Records shown:
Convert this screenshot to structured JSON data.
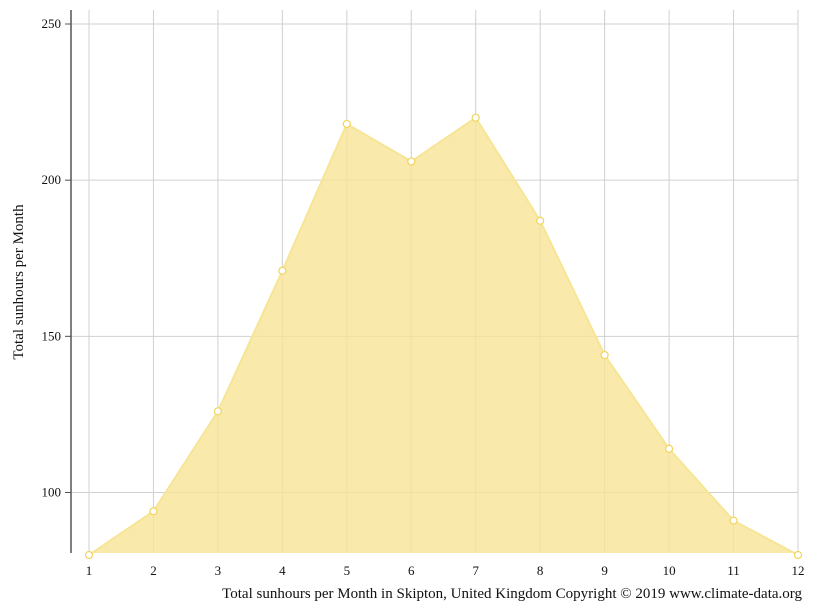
{
  "chart_data": {
    "type": "area",
    "x": [
      1,
      2,
      3,
      4,
      5,
      6,
      7,
      8,
      9,
      10,
      11,
      12
    ],
    "series": [
      {
        "values": [
          80,
          94,
          126,
          171,
          218,
          206,
          220,
          187,
          144,
          114,
          91,
          80
        ]
      }
    ],
    "xlabel": "",
    "ylabel": "Total sunhours per Month",
    "caption": "Total sunhours per Month in Skipton, United Kingdom Copyright © 2019 www.climate-data.org",
    "xlim": [
      1,
      12
    ],
    "ylim": [
      80,
      255
    ],
    "yticks": [
      100,
      150,
      200,
      250
    ],
    "xticks": [
      1,
      2,
      3,
      4,
      5,
      6,
      7,
      8,
      9,
      10,
      11,
      12
    ],
    "grid": true,
    "colors": {
      "fill": "#f7e596",
      "line": "#f7e596",
      "marker_stroke": "#f2d45c",
      "marker_fill": "#ffffff",
      "grid": "#d0d0d0",
      "axis": "#555555"
    }
  }
}
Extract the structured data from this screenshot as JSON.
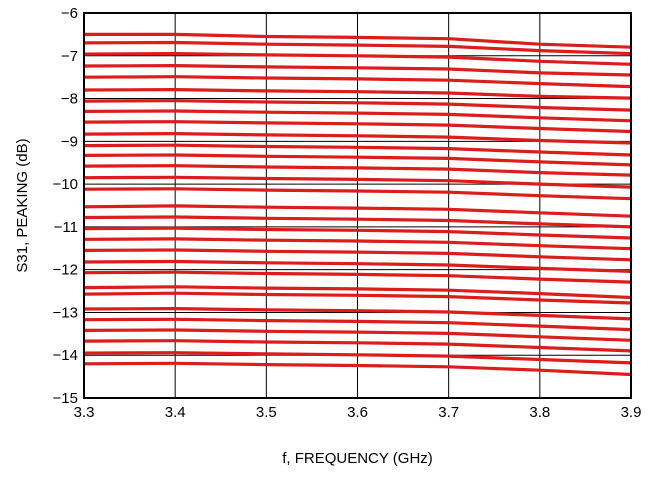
{
  "chart_data": {
    "type": "line",
    "title": "",
    "xlabel": "f, FREQUENCY (GHz)",
    "ylabel": "S31, PEAKING (dB)",
    "xlim": [
      3.3,
      3.9
    ],
    "ylim": [
      -15,
      -6
    ],
    "x_ticks": [
      3.3,
      3.4,
      3.5,
      3.6,
      3.7,
      3.8,
      3.9
    ],
    "x_tick_labels": [
      "3.3",
      "3.4",
      "3.5",
      "3.6",
      "3.7",
      "3.8",
      "3.9"
    ],
    "y_ticks": [
      -6,
      -7,
      -8,
      -9,
      -10,
      -11,
      -12,
      -13,
      -14,
      -15
    ],
    "y_tick_labels": [
      "−6",
      "−7",
      "−8",
      "−9",
      "−10",
      "−11",
      "−12",
      "−13",
      "−14",
      "−15"
    ],
    "grid": true,
    "line_color": "#dd1c1c",
    "grid_color": "#000000",
    "x": [
      3.3,
      3.4,
      3.5,
      3.6,
      3.7,
      3.8,
      3.9
    ],
    "series": [
      {
        "values": [
          -6.5,
          -6.5,
          -6.55,
          -6.57,
          -6.6,
          -6.73,
          -6.8
        ]
      },
      {
        "values": [
          -6.7,
          -6.69,
          -6.73,
          -6.75,
          -6.78,
          -6.88,
          -6.95
        ]
      },
      {
        "values": [
          -6.96,
          -6.95,
          -6.98,
          -7.0,
          -7.03,
          -7.13,
          -7.2
        ]
      },
      {
        "values": [
          -7.24,
          -7.23,
          -7.26,
          -7.28,
          -7.31,
          -7.4,
          -7.45
        ]
      },
      {
        "values": [
          -7.5,
          -7.49,
          -7.52,
          -7.54,
          -7.57,
          -7.65,
          -7.72
        ]
      },
      {
        "values": [
          -7.8,
          -7.79,
          -7.82,
          -7.84,
          -7.87,
          -7.95,
          -7.99
        ]
      },
      {
        "values": [
          -8.06,
          -8.05,
          -8.08,
          -8.1,
          -8.13,
          -8.21,
          -8.27
        ]
      },
      {
        "values": [
          -8.3,
          -8.29,
          -8.32,
          -8.34,
          -8.37,
          -8.45,
          -8.52
        ]
      },
      {
        "values": [
          -8.55,
          -8.54,
          -8.57,
          -8.59,
          -8.62,
          -8.7,
          -8.77
        ]
      },
      {
        "values": [
          -8.83,
          -8.82,
          -8.85,
          -8.87,
          -8.9,
          -8.98,
          -9.04
        ]
      },
      {
        "values": [
          -9.1,
          -9.09,
          -9.12,
          -9.14,
          -9.17,
          -9.25,
          -9.32
        ]
      },
      {
        "values": [
          -9.33,
          -9.32,
          -9.35,
          -9.37,
          -9.4,
          -9.48,
          -9.55
        ]
      },
      {
        "values": [
          -9.58,
          -9.57,
          -9.6,
          -9.62,
          -9.65,
          -9.73,
          -9.79
        ]
      },
      {
        "values": [
          -9.85,
          -9.84,
          -9.87,
          -9.89,
          -9.92,
          -10.0,
          -10.07
        ]
      },
      {
        "values": [
          -10.12,
          -10.11,
          -10.14,
          -10.16,
          -10.19,
          -10.27,
          -10.34
        ]
      },
      {
        "values": [
          -10.53,
          -10.51,
          -10.54,
          -10.56,
          -10.59,
          -10.67,
          -10.75
        ]
      },
      {
        "values": [
          -10.78,
          -10.77,
          -10.8,
          -10.82,
          -10.85,
          -10.93,
          -11.0
        ]
      },
      {
        "values": [
          -11.04,
          -11.03,
          -11.06,
          -11.08,
          -11.11,
          -11.19,
          -11.26
        ]
      },
      {
        "values": [
          -11.29,
          -11.28,
          -11.31,
          -11.33,
          -11.36,
          -11.44,
          -11.51
        ]
      },
      {
        "values": [
          -11.55,
          -11.54,
          -11.57,
          -11.59,
          -11.62,
          -11.7,
          -11.77
        ]
      },
      {
        "values": [
          -11.82,
          -11.81,
          -11.84,
          -11.86,
          -11.89,
          -11.97,
          -12.04
        ]
      },
      {
        "values": [
          -12.07,
          -12.06,
          -12.09,
          -12.11,
          -12.14,
          -12.22,
          -12.29
        ]
      },
      {
        "values": [
          -12.42,
          -12.4,
          -12.43,
          -12.45,
          -12.48,
          -12.56,
          -12.65
        ]
      },
      {
        "values": [
          -12.57,
          -12.55,
          -12.58,
          -12.6,
          -12.63,
          -12.71,
          -12.78
        ]
      },
      {
        "values": [
          -12.92,
          -12.91,
          -12.94,
          -12.96,
          -12.99,
          -13.07,
          -13.15
        ]
      },
      {
        "values": [
          -13.17,
          -13.16,
          -13.19,
          -13.21,
          -13.24,
          -13.32,
          -13.4
        ]
      },
      {
        "values": [
          -13.42,
          -13.41,
          -13.44,
          -13.46,
          -13.49,
          -13.57,
          -13.65
        ]
      },
      {
        "values": [
          -13.67,
          -13.66,
          -13.69,
          -13.71,
          -13.74,
          -13.82,
          -13.9
        ]
      },
      {
        "values": [
          -13.95,
          -13.94,
          -13.97,
          -13.99,
          -14.02,
          -14.1,
          -14.18
        ]
      },
      {
        "values": [
          -14.2,
          -14.19,
          -14.22,
          -14.24,
          -14.27,
          -14.35,
          -14.45
        ]
      }
    ]
  }
}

Aim of the exercise: Keep the pictures out and write out the records exactly.

Task result:
Convert this screenshot to structured JSON data.
{
  "chart_data": {
    "type": "area",
    "x": [
      1,
      2,
      3,
      4,
      5,
      6,
      7,
      8,
      9,
      10,
      11,
      12
    ],
    "series": [
      {
        "values": [
          80,
          94,
          126,
          171,
          218,
          206,
          220,
          187,
          144,
          114,
          91,
          80
        ]
      }
    ],
    "xlabel": "",
    "ylabel": "Total sunhours per Month",
    "caption": "Total sunhours per Month in Skipton, United Kingdom Copyright © 2019 www.climate-data.org",
    "xlim": [
      1,
      12
    ],
    "ylim": [
      80,
      255
    ],
    "yticks": [
      100,
      150,
      200,
      250
    ],
    "xticks": [
      1,
      2,
      3,
      4,
      5,
      6,
      7,
      8,
      9,
      10,
      11,
      12
    ],
    "grid": true,
    "colors": {
      "fill": "#f7e596",
      "line": "#f7e596",
      "marker_stroke": "#f2d45c",
      "marker_fill": "#ffffff",
      "grid": "#d0d0d0",
      "axis": "#555555"
    }
  }
}
Extract the structured data from this screenshot as JSON.
{
  "chart_data": {
    "type": "line",
    "title": "",
    "xlabel": "f, FREQUENCY (GHz)",
    "ylabel": "S31, PEAKING (dB)",
    "xlim": [
      3.3,
      3.9
    ],
    "ylim": [
      -15,
      -6
    ],
    "x_ticks": [
      3.3,
      3.4,
      3.5,
      3.6,
      3.7,
      3.8,
      3.9
    ],
    "x_tick_labels": [
      "3.3",
      "3.4",
      "3.5",
      "3.6",
      "3.7",
      "3.8",
      "3.9"
    ],
    "y_ticks": [
      -6,
      -7,
      -8,
      -9,
      -10,
      -11,
      -12,
      -13,
      -14,
      -15
    ],
    "y_tick_labels": [
      "−6",
      "−7",
      "−8",
      "−9",
      "−10",
      "−11",
      "−12",
      "−13",
      "−14",
      "−15"
    ],
    "grid": true,
    "line_color": "#dd1c1c",
    "grid_color": "#000000",
    "x": [
      3.3,
      3.4,
      3.5,
      3.6,
      3.7,
      3.8,
      3.9
    ],
    "series": [
      {
        "values": [
          -6.5,
          -6.5,
          -6.55,
          -6.57,
          -6.6,
          -6.73,
          -6.8
        ]
      },
      {
        "values": [
          -6.7,
          -6.69,
          -6.73,
          -6.75,
          -6.78,
          -6.88,
          -6.95
        ]
      },
      {
        "values": [
          -6.96,
          -6.95,
          -6.98,
          -7.0,
          -7.03,
          -7.13,
          -7.2
        ]
      },
      {
        "values": [
          -7.24,
          -7.23,
          -7.26,
          -7.28,
          -7.31,
          -7.4,
          -7.45
        ]
      },
      {
        "values": [
          -7.5,
          -7.49,
          -7.52,
          -7.54,
          -7.57,
          -7.65,
          -7.72
        ]
      },
      {
        "values": [
          -7.8,
          -7.79,
          -7.82,
          -7.84,
          -7.87,
          -7.95,
          -7.99
        ]
      },
      {
        "values": [
          -8.06,
          -8.05,
          -8.08,
          -8.1,
          -8.13,
          -8.21,
          -8.27
        ]
      },
      {
        "values": [
          -8.3,
          -8.29,
          -8.32,
          -8.34,
          -8.37,
          -8.45,
          -8.52
        ]
      },
      {
        "values": [
          -8.55,
          -8.54,
          -8.57,
          -8.59,
          -8.62,
          -8.7,
          -8.77
        ]
      },
      {
        "values": [
          -8.83,
          -8.82,
          -8.85,
          -8.87,
          -8.9,
          -8.98,
          -9.04
        ]
      },
      {
        "values": [
          -9.1,
          -9.09,
          -9.12,
          -9.14,
          -9.17,
          -9.25,
          -9.32
        ]
      },
      {
        "values": [
          -9.33,
          -9.32,
          -9.35,
          -9.37,
          -9.4,
          -9.48,
          -9.55
        ]
      },
      {
        "values": [
          -9.58,
          -9.57,
          -9.6,
          -9.62,
          -9.65,
          -9.73,
          -9.79
        ]
      },
      {
        "values": [
          -9.85,
          -9.84,
          -9.87,
          -9.89,
          -9.92,
          -10.0,
          -10.07
        ]
      },
      {
        "values": [
          -10.12,
          -10.11,
          -10.14,
          -10.16,
          -10.19,
          -10.27,
          -10.34
        ]
      },
      {
        "values": [
          -10.53,
          -10.51,
          -10.54,
          -10.56,
          -10.59,
          -10.67,
          -10.75
        ]
      },
      {
        "values": [
          -10.78,
          -10.77,
          -10.8,
          -10.82,
          -10.85,
          -10.93,
          -11.0
        ]
      },
      {
        "values": [
          -11.04,
          -11.03,
          -11.06,
          -11.08,
          -11.11,
          -11.19,
          -11.26
        ]
      },
      {
        "values": [
          -11.29,
          -11.28,
          -11.31,
          -11.33,
          -11.36,
          -11.44,
          -11.51
        ]
      },
      {
        "values": [
          -11.55,
          -11.54,
          -11.57,
          -11.59,
          -11.62,
          -11.7,
          -11.77
        ]
      },
      {
        "values": [
          -11.82,
          -11.81,
          -11.84,
          -11.86,
          -11.89,
          -11.97,
          -12.04
        ]
      },
      {
        "values": [
          -12.07,
          -12.06,
          -12.09,
          -12.11,
          -12.14,
          -12.22,
          -12.29
        ]
      },
      {
        "values": [
          -12.42,
          -12.4,
          -12.43,
          -12.45,
          -12.48,
          -12.56,
          -12.65
        ]
      },
      {
        "values": [
          -12.57,
          -12.55,
          -12.58,
          -12.6,
          -12.63,
          -12.71,
          -12.78
        ]
      },
      {
        "values": [
          -12.92,
          -12.91,
          -12.94,
          -12.96,
          -12.99,
          -13.07,
          -13.15
        ]
      },
      {
        "values": [
          -13.17,
          -13.16,
          -13.19,
          -13.21,
          -13.24,
          -13.32,
          -13.4
        ]
      },
      {
        "values": [
          -13.42,
          -13.41,
          -13.44,
          -13.46,
          -13.49,
          -13.57,
          -13.65
        ]
      },
      {
        "values": [
          -13.67,
          -13.66,
          -13.69,
          -13.71,
          -13.74,
          -13.82,
          -13.9
        ]
      },
      {
        "values": [
          -13.95,
          -13.94,
          -13.97,
          -13.99,
          -14.02,
          -14.1,
          -14.18
        ]
      },
      {
        "values": [
          -14.2,
          -14.19,
          -14.22,
          -14.24,
          -14.27,
          -14.35,
          -14.45
        ]
      }
    ]
  }
}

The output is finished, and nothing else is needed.